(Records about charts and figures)
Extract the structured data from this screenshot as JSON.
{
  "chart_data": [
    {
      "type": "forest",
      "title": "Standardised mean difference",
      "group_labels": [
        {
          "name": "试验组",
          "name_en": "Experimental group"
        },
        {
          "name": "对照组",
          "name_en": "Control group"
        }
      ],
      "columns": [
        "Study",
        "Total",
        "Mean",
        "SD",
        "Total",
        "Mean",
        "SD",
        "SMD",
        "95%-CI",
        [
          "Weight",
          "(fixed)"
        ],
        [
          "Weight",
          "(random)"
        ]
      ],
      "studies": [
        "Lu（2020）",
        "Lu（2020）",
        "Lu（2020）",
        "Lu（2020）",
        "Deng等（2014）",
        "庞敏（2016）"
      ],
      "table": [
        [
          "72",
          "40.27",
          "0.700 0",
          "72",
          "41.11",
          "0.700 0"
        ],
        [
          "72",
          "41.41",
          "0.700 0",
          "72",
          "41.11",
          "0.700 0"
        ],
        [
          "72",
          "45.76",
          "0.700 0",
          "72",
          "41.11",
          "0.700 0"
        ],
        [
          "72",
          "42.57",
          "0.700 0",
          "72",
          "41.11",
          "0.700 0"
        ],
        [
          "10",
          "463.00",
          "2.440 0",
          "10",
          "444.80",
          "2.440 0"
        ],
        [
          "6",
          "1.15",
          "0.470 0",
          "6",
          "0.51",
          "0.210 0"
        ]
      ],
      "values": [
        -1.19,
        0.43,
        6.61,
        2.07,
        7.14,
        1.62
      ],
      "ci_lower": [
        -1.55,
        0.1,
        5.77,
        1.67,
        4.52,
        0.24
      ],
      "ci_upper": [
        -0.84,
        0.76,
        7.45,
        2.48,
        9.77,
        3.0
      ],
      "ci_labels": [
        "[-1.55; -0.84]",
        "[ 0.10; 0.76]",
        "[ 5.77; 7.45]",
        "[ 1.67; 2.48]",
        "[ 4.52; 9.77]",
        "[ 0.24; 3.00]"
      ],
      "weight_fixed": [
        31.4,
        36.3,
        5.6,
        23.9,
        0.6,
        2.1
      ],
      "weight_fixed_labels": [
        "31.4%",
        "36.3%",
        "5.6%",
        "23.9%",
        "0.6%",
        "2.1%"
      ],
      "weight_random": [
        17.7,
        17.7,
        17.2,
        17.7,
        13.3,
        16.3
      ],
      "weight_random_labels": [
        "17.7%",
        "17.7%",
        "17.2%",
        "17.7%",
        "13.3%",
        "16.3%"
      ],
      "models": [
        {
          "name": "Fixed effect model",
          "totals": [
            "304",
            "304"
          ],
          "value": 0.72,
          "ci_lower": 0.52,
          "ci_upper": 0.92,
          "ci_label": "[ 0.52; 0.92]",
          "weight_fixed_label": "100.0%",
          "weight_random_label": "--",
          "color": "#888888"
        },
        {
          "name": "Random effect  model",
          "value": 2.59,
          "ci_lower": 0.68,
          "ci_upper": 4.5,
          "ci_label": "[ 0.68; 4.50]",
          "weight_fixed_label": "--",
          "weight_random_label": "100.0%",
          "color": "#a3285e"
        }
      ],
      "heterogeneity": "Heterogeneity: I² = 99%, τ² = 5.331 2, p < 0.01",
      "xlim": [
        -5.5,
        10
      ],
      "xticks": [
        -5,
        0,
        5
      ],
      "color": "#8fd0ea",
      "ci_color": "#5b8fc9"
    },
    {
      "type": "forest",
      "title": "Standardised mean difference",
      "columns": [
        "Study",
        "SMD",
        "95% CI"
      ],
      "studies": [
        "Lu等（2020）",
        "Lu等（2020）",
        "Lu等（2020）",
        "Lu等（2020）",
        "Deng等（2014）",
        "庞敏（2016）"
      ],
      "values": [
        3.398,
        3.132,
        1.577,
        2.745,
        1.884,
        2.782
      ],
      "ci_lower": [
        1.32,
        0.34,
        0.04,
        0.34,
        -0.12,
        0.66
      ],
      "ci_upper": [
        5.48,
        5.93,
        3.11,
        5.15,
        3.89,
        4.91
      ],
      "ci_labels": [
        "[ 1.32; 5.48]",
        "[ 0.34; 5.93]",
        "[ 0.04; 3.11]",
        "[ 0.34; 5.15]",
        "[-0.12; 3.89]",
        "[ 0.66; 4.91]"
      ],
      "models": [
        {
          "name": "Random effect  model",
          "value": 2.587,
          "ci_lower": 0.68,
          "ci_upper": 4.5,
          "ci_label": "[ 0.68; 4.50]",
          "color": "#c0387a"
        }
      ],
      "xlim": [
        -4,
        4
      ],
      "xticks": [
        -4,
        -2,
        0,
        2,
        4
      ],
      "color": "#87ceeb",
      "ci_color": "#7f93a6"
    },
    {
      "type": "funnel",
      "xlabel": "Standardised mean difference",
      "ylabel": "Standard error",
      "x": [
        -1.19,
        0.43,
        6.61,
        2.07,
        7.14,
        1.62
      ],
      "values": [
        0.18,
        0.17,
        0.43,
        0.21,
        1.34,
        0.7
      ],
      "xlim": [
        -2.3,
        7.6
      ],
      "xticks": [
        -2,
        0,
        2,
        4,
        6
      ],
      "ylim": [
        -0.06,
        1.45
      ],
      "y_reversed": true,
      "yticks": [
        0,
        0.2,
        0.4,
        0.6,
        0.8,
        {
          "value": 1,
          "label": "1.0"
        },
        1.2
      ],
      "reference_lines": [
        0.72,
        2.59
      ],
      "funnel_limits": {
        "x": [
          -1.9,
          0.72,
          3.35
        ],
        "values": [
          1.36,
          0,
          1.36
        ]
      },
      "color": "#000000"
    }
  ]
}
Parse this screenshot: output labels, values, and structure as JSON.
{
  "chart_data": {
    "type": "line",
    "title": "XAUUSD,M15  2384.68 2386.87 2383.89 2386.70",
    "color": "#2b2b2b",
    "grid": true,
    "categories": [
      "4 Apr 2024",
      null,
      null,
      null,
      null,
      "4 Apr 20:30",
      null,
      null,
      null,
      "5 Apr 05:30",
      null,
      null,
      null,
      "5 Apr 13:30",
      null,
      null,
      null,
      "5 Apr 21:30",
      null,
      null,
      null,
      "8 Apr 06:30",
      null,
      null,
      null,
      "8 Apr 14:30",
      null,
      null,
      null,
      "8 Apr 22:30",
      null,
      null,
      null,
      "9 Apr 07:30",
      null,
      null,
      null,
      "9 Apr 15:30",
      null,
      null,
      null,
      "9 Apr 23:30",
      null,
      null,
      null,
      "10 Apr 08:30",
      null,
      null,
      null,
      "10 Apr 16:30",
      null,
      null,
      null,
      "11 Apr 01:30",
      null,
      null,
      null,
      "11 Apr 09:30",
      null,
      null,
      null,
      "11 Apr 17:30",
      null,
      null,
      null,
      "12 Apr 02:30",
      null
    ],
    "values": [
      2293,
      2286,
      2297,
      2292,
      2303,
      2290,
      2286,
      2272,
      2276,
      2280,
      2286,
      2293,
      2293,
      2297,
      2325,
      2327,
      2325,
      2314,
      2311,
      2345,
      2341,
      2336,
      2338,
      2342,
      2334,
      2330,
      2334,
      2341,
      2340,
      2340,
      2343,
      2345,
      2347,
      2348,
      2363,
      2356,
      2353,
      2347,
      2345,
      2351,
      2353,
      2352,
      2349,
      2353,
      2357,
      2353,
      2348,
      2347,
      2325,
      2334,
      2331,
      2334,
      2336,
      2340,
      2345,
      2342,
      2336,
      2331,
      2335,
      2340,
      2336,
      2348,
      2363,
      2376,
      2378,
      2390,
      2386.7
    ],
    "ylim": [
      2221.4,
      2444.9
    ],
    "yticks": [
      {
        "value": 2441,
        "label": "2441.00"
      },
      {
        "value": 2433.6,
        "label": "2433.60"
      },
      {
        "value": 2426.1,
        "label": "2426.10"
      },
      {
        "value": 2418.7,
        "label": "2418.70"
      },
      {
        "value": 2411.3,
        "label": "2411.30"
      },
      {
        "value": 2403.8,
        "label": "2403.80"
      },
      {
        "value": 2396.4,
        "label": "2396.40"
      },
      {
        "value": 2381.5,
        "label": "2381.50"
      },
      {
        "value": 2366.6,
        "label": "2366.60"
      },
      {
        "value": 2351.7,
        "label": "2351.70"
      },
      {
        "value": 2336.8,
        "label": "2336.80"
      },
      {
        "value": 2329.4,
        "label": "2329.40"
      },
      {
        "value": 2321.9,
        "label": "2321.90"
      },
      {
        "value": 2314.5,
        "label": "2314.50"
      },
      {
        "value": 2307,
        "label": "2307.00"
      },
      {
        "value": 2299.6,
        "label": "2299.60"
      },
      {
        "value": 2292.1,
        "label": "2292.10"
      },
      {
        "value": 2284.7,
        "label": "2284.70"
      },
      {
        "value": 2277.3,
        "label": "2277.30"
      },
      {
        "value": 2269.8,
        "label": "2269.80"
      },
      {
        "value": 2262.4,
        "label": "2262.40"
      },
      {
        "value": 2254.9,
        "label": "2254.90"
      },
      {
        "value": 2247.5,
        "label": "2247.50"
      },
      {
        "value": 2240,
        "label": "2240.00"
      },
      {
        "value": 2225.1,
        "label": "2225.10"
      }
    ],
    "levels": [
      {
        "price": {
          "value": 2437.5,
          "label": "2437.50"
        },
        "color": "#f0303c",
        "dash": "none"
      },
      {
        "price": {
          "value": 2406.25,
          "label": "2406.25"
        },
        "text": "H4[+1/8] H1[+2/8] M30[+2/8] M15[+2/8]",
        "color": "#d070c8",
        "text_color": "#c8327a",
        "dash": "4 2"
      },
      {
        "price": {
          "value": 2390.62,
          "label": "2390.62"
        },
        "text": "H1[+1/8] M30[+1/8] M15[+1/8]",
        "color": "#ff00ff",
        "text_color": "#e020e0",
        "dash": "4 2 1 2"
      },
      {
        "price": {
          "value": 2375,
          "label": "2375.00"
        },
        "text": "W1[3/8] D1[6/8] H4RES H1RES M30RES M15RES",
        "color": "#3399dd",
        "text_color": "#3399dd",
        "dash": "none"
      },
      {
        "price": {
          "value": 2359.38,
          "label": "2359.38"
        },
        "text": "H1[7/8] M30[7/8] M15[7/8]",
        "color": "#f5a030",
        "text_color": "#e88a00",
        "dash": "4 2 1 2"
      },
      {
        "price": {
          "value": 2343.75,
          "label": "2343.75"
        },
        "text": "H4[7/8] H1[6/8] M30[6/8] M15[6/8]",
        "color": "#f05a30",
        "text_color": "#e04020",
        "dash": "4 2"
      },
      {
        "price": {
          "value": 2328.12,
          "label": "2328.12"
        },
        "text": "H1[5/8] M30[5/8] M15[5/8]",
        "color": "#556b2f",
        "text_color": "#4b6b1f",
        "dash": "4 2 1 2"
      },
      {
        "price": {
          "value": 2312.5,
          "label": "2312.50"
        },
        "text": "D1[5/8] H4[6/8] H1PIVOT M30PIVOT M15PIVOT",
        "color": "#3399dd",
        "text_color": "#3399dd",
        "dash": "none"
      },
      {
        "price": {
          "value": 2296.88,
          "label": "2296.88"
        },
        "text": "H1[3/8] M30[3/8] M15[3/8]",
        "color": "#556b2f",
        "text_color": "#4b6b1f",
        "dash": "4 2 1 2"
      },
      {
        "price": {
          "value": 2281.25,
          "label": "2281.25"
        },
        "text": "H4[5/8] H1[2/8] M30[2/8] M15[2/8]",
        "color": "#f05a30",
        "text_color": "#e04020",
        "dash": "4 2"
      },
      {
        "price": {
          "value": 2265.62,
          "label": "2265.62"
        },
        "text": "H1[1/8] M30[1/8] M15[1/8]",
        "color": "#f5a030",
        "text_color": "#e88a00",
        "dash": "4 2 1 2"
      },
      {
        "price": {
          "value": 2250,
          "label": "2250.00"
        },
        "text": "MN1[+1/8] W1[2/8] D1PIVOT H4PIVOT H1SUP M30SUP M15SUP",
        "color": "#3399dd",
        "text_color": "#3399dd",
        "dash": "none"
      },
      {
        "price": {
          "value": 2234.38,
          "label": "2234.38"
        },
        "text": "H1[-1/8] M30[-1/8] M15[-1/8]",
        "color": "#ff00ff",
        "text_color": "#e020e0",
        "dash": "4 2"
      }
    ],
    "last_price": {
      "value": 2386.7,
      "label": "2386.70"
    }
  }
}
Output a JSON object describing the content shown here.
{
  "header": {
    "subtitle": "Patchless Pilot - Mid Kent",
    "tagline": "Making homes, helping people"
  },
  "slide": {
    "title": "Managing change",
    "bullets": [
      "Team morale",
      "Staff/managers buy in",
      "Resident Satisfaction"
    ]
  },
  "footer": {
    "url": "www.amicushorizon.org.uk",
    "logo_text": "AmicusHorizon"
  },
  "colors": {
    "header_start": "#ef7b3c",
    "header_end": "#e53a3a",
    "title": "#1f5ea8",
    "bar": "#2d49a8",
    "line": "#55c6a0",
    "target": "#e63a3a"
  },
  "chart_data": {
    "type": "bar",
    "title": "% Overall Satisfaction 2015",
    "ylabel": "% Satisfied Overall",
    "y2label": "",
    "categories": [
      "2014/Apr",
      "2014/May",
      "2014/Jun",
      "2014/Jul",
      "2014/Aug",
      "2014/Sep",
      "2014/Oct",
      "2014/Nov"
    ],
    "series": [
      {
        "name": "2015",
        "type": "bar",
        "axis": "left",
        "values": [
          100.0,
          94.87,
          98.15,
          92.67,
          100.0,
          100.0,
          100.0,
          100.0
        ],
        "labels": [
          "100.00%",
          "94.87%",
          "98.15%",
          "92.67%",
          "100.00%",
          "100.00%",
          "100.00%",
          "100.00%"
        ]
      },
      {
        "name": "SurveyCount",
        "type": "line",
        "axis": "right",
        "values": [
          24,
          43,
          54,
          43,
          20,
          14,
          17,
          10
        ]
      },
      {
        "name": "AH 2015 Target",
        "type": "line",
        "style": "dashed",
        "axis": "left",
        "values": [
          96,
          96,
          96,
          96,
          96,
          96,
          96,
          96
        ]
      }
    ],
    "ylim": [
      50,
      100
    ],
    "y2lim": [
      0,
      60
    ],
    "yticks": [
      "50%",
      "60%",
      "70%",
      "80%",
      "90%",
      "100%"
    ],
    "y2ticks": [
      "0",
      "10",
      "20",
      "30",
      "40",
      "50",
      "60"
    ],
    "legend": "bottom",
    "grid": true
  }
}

## Do this:
Answer only with how many lines in the records include "Overall".

## Correct result:
2